# AIM OF THE EXERCISE
Output each line of the material exactly as it stands.

___ GIVEN INFORMATION ___

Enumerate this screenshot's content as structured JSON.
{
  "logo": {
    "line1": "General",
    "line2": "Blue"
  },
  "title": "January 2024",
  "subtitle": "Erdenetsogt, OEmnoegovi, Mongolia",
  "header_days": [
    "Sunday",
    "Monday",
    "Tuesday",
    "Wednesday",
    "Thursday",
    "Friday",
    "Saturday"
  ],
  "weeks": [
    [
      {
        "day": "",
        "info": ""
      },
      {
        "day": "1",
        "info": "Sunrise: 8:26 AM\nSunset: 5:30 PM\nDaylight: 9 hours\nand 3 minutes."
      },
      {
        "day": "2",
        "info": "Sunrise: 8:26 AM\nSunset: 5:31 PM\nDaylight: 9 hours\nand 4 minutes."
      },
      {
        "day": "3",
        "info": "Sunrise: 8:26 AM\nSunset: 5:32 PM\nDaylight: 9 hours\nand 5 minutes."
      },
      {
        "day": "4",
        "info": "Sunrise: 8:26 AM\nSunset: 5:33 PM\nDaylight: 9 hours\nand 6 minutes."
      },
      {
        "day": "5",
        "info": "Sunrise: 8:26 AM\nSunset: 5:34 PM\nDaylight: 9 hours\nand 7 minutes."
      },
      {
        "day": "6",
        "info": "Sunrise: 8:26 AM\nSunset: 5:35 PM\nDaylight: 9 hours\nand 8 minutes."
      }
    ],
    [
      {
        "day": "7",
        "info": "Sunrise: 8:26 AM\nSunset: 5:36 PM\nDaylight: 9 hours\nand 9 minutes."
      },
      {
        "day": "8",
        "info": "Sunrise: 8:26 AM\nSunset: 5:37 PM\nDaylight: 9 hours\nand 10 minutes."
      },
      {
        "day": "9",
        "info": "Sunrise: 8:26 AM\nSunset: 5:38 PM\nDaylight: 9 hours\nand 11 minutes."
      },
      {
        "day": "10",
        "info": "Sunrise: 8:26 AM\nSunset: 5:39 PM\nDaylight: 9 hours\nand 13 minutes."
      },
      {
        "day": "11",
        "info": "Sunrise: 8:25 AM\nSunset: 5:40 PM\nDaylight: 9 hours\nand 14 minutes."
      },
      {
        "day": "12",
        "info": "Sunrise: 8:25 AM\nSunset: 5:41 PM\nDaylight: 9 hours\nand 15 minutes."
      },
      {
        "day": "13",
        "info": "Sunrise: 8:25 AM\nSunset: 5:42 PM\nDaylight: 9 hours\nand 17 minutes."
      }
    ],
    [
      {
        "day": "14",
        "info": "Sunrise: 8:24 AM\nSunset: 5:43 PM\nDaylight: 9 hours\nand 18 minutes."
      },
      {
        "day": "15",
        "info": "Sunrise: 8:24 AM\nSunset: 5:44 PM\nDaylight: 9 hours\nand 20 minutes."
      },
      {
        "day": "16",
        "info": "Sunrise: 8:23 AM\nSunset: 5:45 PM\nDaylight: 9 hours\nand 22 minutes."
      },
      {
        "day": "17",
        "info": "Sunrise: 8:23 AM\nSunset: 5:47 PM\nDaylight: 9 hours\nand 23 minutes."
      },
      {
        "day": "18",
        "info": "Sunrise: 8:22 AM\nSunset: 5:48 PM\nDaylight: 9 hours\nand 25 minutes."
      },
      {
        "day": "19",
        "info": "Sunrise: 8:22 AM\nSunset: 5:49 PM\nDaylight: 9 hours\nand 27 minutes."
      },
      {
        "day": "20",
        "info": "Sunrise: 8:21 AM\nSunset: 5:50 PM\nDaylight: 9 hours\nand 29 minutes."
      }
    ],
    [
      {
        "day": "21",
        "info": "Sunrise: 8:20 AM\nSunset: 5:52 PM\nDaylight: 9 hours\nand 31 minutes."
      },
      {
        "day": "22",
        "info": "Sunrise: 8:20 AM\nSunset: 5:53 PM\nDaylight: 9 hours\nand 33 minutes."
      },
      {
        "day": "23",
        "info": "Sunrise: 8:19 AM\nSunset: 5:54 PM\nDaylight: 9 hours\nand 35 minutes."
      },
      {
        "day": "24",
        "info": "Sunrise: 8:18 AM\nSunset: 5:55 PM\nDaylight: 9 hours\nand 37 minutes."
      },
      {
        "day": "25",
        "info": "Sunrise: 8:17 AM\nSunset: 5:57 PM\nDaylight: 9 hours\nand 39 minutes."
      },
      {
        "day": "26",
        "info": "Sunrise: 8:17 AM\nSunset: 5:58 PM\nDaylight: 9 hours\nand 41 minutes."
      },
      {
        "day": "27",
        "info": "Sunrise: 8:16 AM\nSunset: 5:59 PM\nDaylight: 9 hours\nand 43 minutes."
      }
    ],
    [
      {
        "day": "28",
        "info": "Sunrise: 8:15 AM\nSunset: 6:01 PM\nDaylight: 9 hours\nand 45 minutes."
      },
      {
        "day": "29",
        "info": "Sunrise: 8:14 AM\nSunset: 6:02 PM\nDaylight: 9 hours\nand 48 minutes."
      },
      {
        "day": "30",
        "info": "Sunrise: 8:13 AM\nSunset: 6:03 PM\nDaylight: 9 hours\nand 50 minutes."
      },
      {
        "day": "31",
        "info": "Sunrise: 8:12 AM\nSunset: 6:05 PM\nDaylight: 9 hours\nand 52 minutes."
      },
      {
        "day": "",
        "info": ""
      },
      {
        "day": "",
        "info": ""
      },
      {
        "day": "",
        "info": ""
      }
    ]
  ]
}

___

# RESULT
Enumerate this screenshot's content as structured JSON.
{
  "logo": {
    "line1": "General",
    "line2": "Blue"
  },
  "title": "January 2024",
  "subtitle": "Erdenetsogt, OEmnoegovi, Mongolia",
  "header_days": [
    "Sunday",
    "Monday",
    "Tuesday",
    "Wednesday",
    "Thursday",
    "Friday",
    "Saturday"
  ],
  "weeks": [
    [
      {
        "day": "",
        "info": ""
      },
      {
        "day": "1",
        "info": "Sunrise: 8:26 AM\nSunset: 5:30 PM\nDaylight: 9 hours\nand 3 minutes."
      },
      {
        "day": "2",
        "info": "Sunrise: 8:26 AM\nSunset: 5:31 PM\nDaylight: 9 hours\nand 4 minutes."
      },
      {
        "day": "3",
        "info": "Sunrise: 8:26 AM\nSunset: 5:32 PM\nDaylight: 9 hours\nand 5 minutes."
      },
      {
        "day": "4",
        "info": "Sunrise: 8:26 AM\nSunset: 5:33 PM\nDaylight: 9 hours\nand 6 minutes."
      },
      {
        "day": "5",
        "info": "Sunrise: 8:26 AM\nSunset: 5:34 PM\nDaylight: 9 hours\nand 7 minutes."
      },
      {
        "day": "6",
        "info": "Sunrise: 8:26 AM\nSunset: 5:35 PM\nDaylight: 9 hours\nand 8 minutes."
      }
    ],
    [
      {
        "day": "7",
        "info": "Sunrise: 8:26 AM\nSunset: 5:36 PM\nDaylight: 9 hours\nand 9 minutes."
      },
      {
        "day": "8",
        "info": "Sunrise: 8:26 AM\nSunset: 5:37 PM\nDaylight: 9 hours\nand 10 minutes."
      },
      {
        "day": "9",
        "info": "Sunrise: 8:26 AM\nSunset: 5:38 PM\nDaylight: 9 hours\nand 11 minutes."
      },
      {
        "day": "10",
        "info": "Sunrise: 8:26 AM\nSunset: 5:39 PM\nDaylight: 9 hours\nand 13 minutes."
      },
      {
        "day": "11",
        "info": "Sunrise: 8:25 AM\nSunset: 5:40 PM\nDaylight: 9 hours\nand 14 minutes."
      },
      {
        "day": "12",
        "info": "Sunrise: 8:25 AM\nSunset: 5:41 PM\nDaylight: 9 hours\nand 15 minutes."
      },
      {
        "day": "13",
        "info": "Sunrise: 8:25 AM\nSunset: 5:42 PM\nDaylight: 9 hours\nand 17 minutes."
      }
    ],
    [
      {
        "day": "14",
        "info": "Sunrise: 8:24 AM\nSunset: 5:43 PM\nDaylight: 9 hours\nand 18 minutes."
      },
      {
        "day": "15",
        "info": "Sunrise: 8:24 AM\nSunset: 5:44 PM\nDaylight: 9 hours\nand 20 minutes."
      },
      {
        "day": "16",
        "info": "Sunrise: 8:23 AM\nSunset: 5:45 PM\nDaylight: 9 hours\nand 22 minutes."
      },
      {
        "day": "17",
        "info": "Sunrise: 8:23 AM\nSunset: 5:47 PM\nDaylight: 9 hours\nand 23 minutes."
      },
      {
        "day": "18",
        "info": "Sunrise: 8:22 AM\nSunset: 5:48 PM\nDaylight: 9 hours\nand 25 minutes."
      },
      {
        "day": "19",
        "info": "Sunrise: 8:22 AM\nSunset: 5:49 PM\nDaylight: 9 hours\nand 27 minutes."
      },
      {
        "day": "20",
        "info": "Sunrise: 8:21 AM\nSunset: 5:50 PM\nDaylight: 9 hours\nand 29 minutes."
      }
    ],
    [
      {
        "day": "21",
        "info": "Sunrise: 8:20 AM\nSunset: 5:52 PM\nDaylight: 9 hours\nand 31 minutes."
      },
      {
        "day": "22",
        "info": "Sunrise: 8:20 AM\nSunset: 5:53 PM\nDaylight: 9 hours\nand 33 minutes."
      },
      {
        "day": "23",
        "info": "Sunrise: 8:19 AM\nSunset: 5:54 PM\nDaylight: 9 hours\nand 35 minutes."
      },
      {
        "day": "24",
        "info": "Sunrise: 8:18 AM\nSunset: 5:55 PM\nDaylight: 9 hours\nand 37 minutes."
      },
      {
        "day": "25",
        "info": "Sunrise: 8:17 AM\nSunset: 5:57 PM\nDaylight: 9 hours\nand 39 minutes."
      },
      {
        "day": "26",
        "info": "Sunrise: 8:17 AM\nSunset: 5:58 PM\nDaylight: 9 hours\nand 41 minutes."
      },
      {
        "day": "27",
        "info": "Sunrise: 8:16 AM\nSunset: 5:59 PM\nDaylight: 9 hours\nand 43 minutes."
      }
    ],
    [
      {
        "day": "28",
        "info": "Sunrise: 8:15 AM\nSunset: 6:01 PM\nDaylight: 9 hours\nand 45 minutes."
      },
      {
        "day": "29",
        "info": "Sunrise: 8:14 AM\nSunset: 6:02 PM\nDaylight: 9 hours\nand 48 minutes."
      },
      {
        "day": "30",
        "info": "Sunrise: 8:13 AM\nSunset: 6:03 PM\nDaylight: 9 hours\nand 50 minutes."
      },
      {
        "day": "31",
        "info": "Sunrise: 8:12 AM\nSunset: 6:05 PM\nDaylight: 9 hours\nand 52 minutes."
      },
      {
        "day": "",
        "info": ""
      },
      {
        "day": "",
        "info": ""
      },
      {
        "day": "",
        "info": ""
      }
    ]
  ]
}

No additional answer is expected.